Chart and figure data
------------------------------------
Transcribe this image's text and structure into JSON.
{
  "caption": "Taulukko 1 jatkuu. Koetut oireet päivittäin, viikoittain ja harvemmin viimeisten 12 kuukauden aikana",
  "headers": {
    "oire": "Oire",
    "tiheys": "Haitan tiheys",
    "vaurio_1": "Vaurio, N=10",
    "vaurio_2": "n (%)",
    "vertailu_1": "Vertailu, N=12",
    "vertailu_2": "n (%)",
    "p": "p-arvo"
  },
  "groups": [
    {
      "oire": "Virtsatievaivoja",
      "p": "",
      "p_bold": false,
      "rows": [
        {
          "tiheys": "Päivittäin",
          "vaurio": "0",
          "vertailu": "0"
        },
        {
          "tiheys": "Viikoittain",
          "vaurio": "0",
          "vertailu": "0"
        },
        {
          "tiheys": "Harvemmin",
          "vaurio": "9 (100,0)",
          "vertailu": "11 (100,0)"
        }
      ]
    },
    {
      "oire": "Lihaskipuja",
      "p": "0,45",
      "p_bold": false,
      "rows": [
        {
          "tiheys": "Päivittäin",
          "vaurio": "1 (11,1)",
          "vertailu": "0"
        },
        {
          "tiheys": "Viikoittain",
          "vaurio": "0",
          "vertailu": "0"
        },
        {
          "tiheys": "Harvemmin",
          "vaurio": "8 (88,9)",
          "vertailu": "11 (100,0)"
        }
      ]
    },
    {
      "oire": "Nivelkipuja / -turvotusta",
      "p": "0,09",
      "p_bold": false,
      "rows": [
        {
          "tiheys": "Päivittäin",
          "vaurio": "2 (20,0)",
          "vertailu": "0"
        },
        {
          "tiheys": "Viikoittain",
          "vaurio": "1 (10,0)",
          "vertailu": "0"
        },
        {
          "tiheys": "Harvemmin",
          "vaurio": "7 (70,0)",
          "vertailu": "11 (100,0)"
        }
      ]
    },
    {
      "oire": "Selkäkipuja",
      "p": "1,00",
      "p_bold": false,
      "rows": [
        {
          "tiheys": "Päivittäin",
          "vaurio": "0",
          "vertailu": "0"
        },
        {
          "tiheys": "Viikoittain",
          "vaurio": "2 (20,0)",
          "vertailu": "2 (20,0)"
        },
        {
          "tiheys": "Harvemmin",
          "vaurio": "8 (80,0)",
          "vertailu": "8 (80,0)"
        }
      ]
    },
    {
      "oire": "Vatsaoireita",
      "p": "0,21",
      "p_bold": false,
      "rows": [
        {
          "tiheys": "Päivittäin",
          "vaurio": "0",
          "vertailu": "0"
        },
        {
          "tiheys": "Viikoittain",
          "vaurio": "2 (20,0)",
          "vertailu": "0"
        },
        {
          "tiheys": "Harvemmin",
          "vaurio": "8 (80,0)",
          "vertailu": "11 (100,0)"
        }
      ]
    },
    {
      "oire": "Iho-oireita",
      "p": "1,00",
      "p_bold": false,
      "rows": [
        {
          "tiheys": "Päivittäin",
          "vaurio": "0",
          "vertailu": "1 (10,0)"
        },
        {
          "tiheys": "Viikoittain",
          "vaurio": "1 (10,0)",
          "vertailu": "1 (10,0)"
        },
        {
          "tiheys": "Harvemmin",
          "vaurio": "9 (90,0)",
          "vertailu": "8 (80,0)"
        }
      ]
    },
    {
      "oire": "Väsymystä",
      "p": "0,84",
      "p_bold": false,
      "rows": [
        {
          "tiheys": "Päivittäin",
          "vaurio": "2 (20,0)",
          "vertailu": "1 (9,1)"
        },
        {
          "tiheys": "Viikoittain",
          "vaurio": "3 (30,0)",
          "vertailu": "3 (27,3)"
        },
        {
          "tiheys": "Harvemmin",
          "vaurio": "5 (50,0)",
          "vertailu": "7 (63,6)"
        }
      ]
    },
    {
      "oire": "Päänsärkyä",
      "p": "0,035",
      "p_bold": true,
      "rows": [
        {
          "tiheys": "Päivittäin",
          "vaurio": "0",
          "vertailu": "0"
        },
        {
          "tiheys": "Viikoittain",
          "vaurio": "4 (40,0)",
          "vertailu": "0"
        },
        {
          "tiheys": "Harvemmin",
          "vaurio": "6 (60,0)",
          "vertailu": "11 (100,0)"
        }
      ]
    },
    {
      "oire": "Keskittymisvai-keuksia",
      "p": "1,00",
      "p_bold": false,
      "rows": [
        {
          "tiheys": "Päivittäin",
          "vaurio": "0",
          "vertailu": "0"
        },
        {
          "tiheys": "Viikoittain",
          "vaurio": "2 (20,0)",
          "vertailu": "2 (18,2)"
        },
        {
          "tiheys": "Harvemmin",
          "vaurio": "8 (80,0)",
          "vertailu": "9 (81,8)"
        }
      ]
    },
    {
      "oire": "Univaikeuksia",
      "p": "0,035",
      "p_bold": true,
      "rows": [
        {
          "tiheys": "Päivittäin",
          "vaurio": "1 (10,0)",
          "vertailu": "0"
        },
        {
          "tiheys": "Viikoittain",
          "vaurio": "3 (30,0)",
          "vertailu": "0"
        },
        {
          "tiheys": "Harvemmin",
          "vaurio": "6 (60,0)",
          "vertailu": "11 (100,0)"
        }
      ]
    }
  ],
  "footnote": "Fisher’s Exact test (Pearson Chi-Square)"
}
------------------------------------
● WORK REQUIRED
Make an exact copy of the records.

● RESULT OF THIS TASK
Transcribe this image's text and structure into JSON.
{
  "caption": "Taulukko 1 jatkuu. Koetut oireet päivittäin, viikoittain ja harvemmin viimeisten 12 kuukauden aikana",
  "headers": {
    "oire": "Oire",
    "tiheys": "Haitan tiheys",
    "vaurio_1": "Vaurio, N=10",
    "vaurio_2": "n (%)",
    "vertailu_1": "Vertailu, N=12",
    "vertailu_2": "n (%)",
    "p": "p-arvo"
  },
  "groups": [
    {
      "oire": "Virtsatievaivoja",
      "p": "",
      "p_bold": false,
      "rows": [
        {
          "tiheys": "Päivittäin",
          "vaurio": "0",
          "vertailu": "0"
        },
        {
          "tiheys": "Viikoittain",
          "vaurio": "0",
          "vertailu": "0"
        },
        {
          "tiheys": "Harvemmin",
          "vaurio": "9 (100,0)",
          "vertailu": "11 (100,0)"
        }
      ]
    },
    {
      "oire": "Lihaskipuja",
      "p": "0,45",
      "p_bold": false,
      "rows": [
        {
          "tiheys": "Päivittäin",
          "vaurio": "1 (11,1)",
          "vertailu": "0"
        },
        {
          "tiheys": "Viikoittain",
          "vaurio": "0",
          "vertailu": "0"
        },
        {
          "tiheys": "Harvemmin",
          "vaurio": "8 (88,9)",
          "vertailu": "11 (100,0)"
        }
      ]
    },
    {
      "oire": "Nivelkipuja / -turvotusta",
      "p": "0,09",
      "p_bold": false,
      "rows": [
        {
          "tiheys": "Päivittäin",
          "vaurio": "2 (20,0)",
          "vertailu": "0"
        },
        {
          "tiheys": "Viikoittain",
          "vaurio": "1 (10,0)",
          "vertailu": "0"
        },
        {
          "tiheys": "Harvemmin",
          "vaurio": "7 (70,0)",
          "vertailu": "11 (100,0)"
        }
      ]
    },
    {
      "oire": "Selkäkipuja",
      "p": "1,00",
      "p_bold": false,
      "rows": [
        {
          "tiheys": "Päivittäin",
          "vaurio": "0",
          "vertailu": "0"
        },
        {
          "tiheys": "Viikoittain",
          "vaurio": "2 (20,0)",
          "vertailu": "2 (20,0)"
        },
        {
          "tiheys": "Harvemmin",
          "vaurio": "8 (80,0)",
          "vertailu": "8 (80,0)"
        }
      ]
    },
    {
      "oire": "Vatsaoireita",
      "p": "0,21",
      "p_bold": false,
      "rows": [
        {
          "tiheys": "Päivittäin",
          "vaurio": "0",
          "vertailu": "0"
        },
        {
          "tiheys": "Viikoittain",
          "vaurio": "2 (20,0)",
          "vertailu": "0"
        },
        {
          "tiheys": "Harvemmin",
          "vaurio": "8 (80,0)",
          "vertailu": "11 (100,0)"
        }
      ]
    },
    {
      "oire": "Iho-oireita",
      "p": "1,00",
      "p_bold": false,
      "rows": [
        {
          "tiheys": "Päivittäin",
          "vaurio": "0",
          "vertailu": "1 (10,0)"
        },
        {
          "tiheys": "Viikoittain",
          "vaurio": "1 (10,0)",
          "vertailu": "1 (10,0)"
        },
        {
          "tiheys": "Harvemmin",
          "vaurio": "9 (90,0)",
          "vertailu": "8 (80,0)"
        }
      ]
    },
    {
      "oire": "Väsymystä",
      "p": "0,84",
      "p_bold": false,
      "rows": [
        {
          "tiheys": "Päivittäin",
          "vaurio": "2 (20,0)",
          "vertailu": "1 (9,1)"
        },
        {
          "tiheys": "Viikoittain",
          "vaurio": "3 (30,0)",
          "vertailu": "3 (27,3)"
        },
        {
          "tiheys": "Harvemmin",
          "vaurio": "5 (50,0)",
          "vertailu": "7 (63,6)"
        }
      ]
    },
    {
      "oire": "Päänsärkyä",
      "p": "0,035",
      "p_bold": true,
      "rows": [
        {
          "tiheys": "Päivittäin",
          "vaurio": "0",
          "vertailu": "0"
        },
        {
          "tiheys": "Viikoittain",
          "vaurio": "4 (40,0)",
          "vertailu": "0"
        },
        {
          "tiheys": "Harvemmin",
          "vaurio": "6 (60,0)",
          "vertailu": "11 (100,0)"
        }
      ]
    },
    {
      "oire": "Keskittymisvai-keuksia",
      "p": "1,00",
      "p_bold": false,
      "rows": [
        {
          "tiheys": "Päivittäin",
          "vaurio": "0",
          "vertailu": "0"
        },
        {
          "tiheys": "Viikoittain",
          "vaurio": "2 (20,0)",
          "vertailu": "2 (18,2)"
        },
        {
          "tiheys": "Harvemmin",
          "vaurio": "8 (80,0)",
          "vertailu": "9 (81,8)"
        }
      ]
    },
    {
      "oire": "Univaikeuksia",
      "p": "0,035",
      "p_bold": true,
      "rows": [
        {
          "tiheys": "Päivittäin",
          "vaurio": "1 (10,0)",
          "vertailu": "0"
        },
        {
          "tiheys": "Viikoittain",
          "vaurio": "3 (30,0)",
          "vertailu": "0"
        },
        {
          "tiheys": "Harvemmin",
          "vaurio": "6 (60,0)",
          "vertailu": "11 (100,0)"
        }
      ]
    }
  ],
  "footnote": "Fisher’s Exact test (Pearson Chi-Square)"
}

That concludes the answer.